-- What is asked --
Quote, verbatim, all material below, without pictures.

-- Data entries --
---------------

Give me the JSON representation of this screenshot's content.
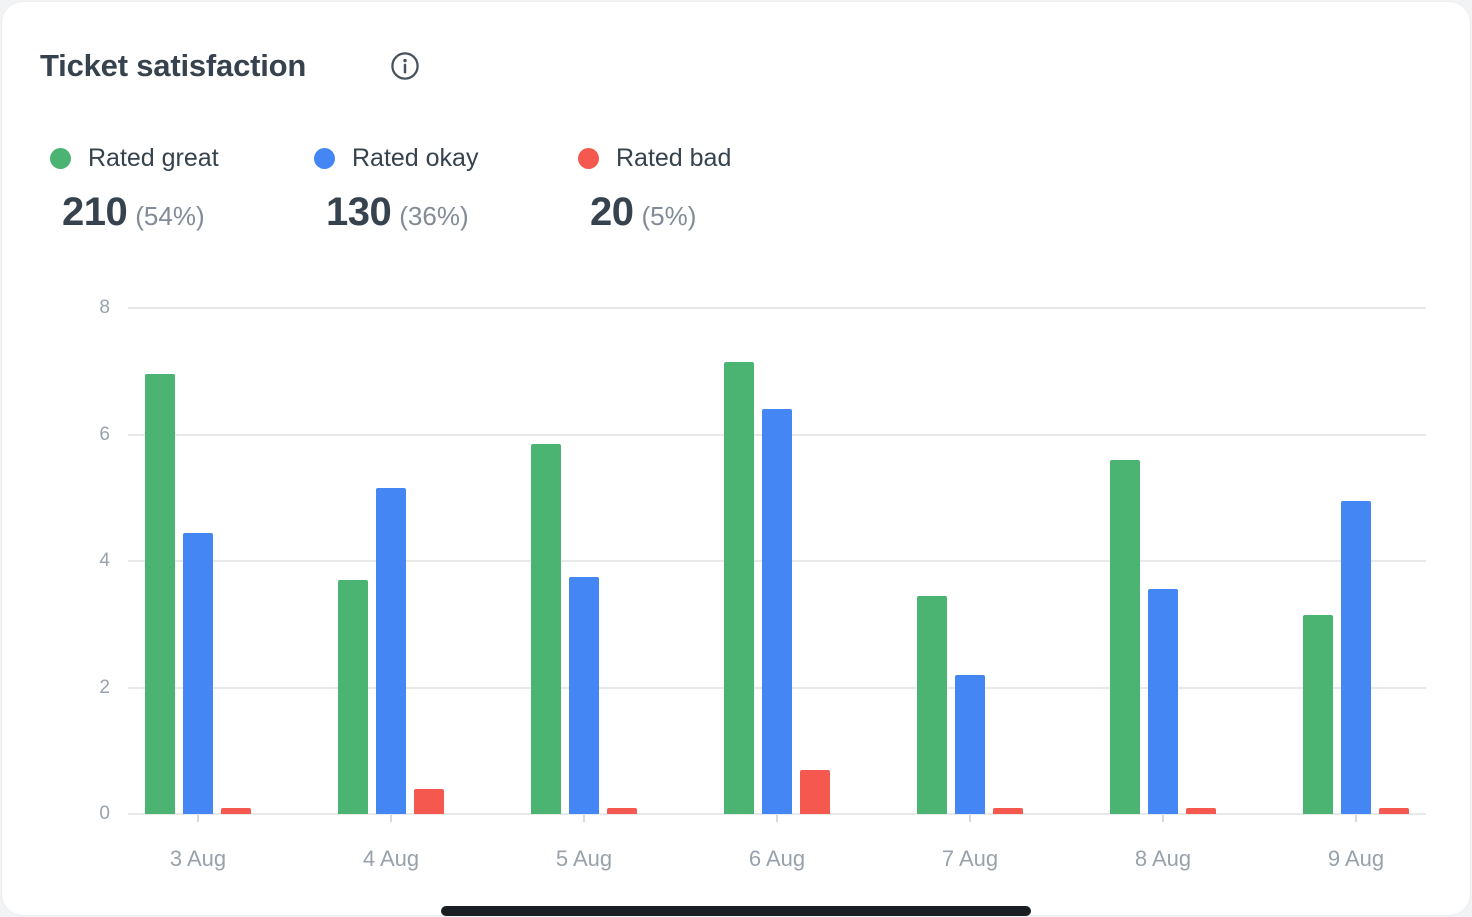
{
  "page": {
    "background": "#F2F3F5",
    "card_background": "#FFFFFF"
  },
  "header": {
    "title": "Ticket satisfaction"
  },
  "legend": {
    "items": [
      {
        "label": "Rated great",
        "value": "210",
        "percent": "(54%)",
        "color": "#4CB473"
      },
      {
        "label": "Rated okay",
        "value": "130",
        "percent": "(36%)",
        "color": "#4486F4"
      },
      {
        "label": "Rated bad",
        "value": "20",
        "percent": "(5%)",
        "color": "#F4584E"
      }
    ]
  },
  "chart_data": {
    "type": "bar",
    "title": "Ticket satisfaction",
    "categories": [
      "3 Aug",
      "4 Aug",
      "5 Aug",
      "6 Aug",
      "7 Aug",
      "8 Aug",
      "9 Aug"
    ],
    "series": [
      {
        "name": "Rated great",
        "color": "#4CB473",
        "values": [
          6.95,
          3.7,
          5.85,
          7.15,
          3.45,
          5.6,
          3.15
        ]
      },
      {
        "name": "Rated okay",
        "color": "#4486F4",
        "values": [
          4.45,
          5.15,
          3.75,
          6.4,
          2.2,
          3.55,
          4.95
        ]
      },
      {
        "name": "Rated bad",
        "color": "#F4584E",
        "values": [
          0.1,
          0.4,
          0.1,
          0.7,
          0.1,
          0.1,
          0.1
        ]
      }
    ],
    "xlabel": "",
    "ylabel": "",
    "ylim": [
      0,
      8
    ],
    "yticks": [
      0,
      2,
      4,
      6,
      8
    ],
    "grid": true,
    "legend_position": "top-left"
  },
  "axis": {
    "text_color": "#99A2AC",
    "grid_color": "#E7E9EB",
    "tick_color": "#D7DADD"
  }
}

---------------

-- Response to this exercise --
Give me the JSON representation of this screenshot's content.
{
  "page": {
    "background": "#F2F3F5",
    "card_background": "#FFFFFF"
  },
  "header": {
    "title": "Ticket satisfaction"
  },
  "legend": {
    "items": [
      {
        "label": "Rated great",
        "value": "210",
        "percent": "(54%)",
        "color": "#4CB473"
      },
      {
        "label": "Rated okay",
        "value": "130",
        "percent": "(36%)",
        "color": "#4486F4"
      },
      {
        "label": "Rated bad",
        "value": "20",
        "percent": "(5%)",
        "color": "#F4584E"
      }
    ]
  },
  "chart_data": {
    "type": "bar",
    "title": "Ticket satisfaction",
    "categories": [
      "3 Aug",
      "4 Aug",
      "5 Aug",
      "6 Aug",
      "7 Aug",
      "8 Aug",
      "9 Aug"
    ],
    "series": [
      {
        "name": "Rated great",
        "color": "#4CB473",
        "values": [
          6.95,
          3.7,
          5.85,
          7.15,
          3.45,
          5.6,
          3.15
        ]
      },
      {
        "name": "Rated okay",
        "color": "#4486F4",
        "values": [
          4.45,
          5.15,
          3.75,
          6.4,
          2.2,
          3.55,
          4.95
        ]
      },
      {
        "name": "Rated bad",
        "color": "#F4584E",
        "values": [
          0.1,
          0.4,
          0.1,
          0.7,
          0.1,
          0.1,
          0.1
        ]
      }
    ],
    "xlabel": "",
    "ylabel": "",
    "ylim": [
      0,
      8
    ],
    "yticks": [
      0,
      2,
      4,
      6,
      8
    ],
    "grid": true,
    "legend_position": "top-left"
  },
  "axis": {
    "text_color": "#99A2AC",
    "grid_color": "#E7E9EB",
    "tick_color": "#D7DADD"
  }
}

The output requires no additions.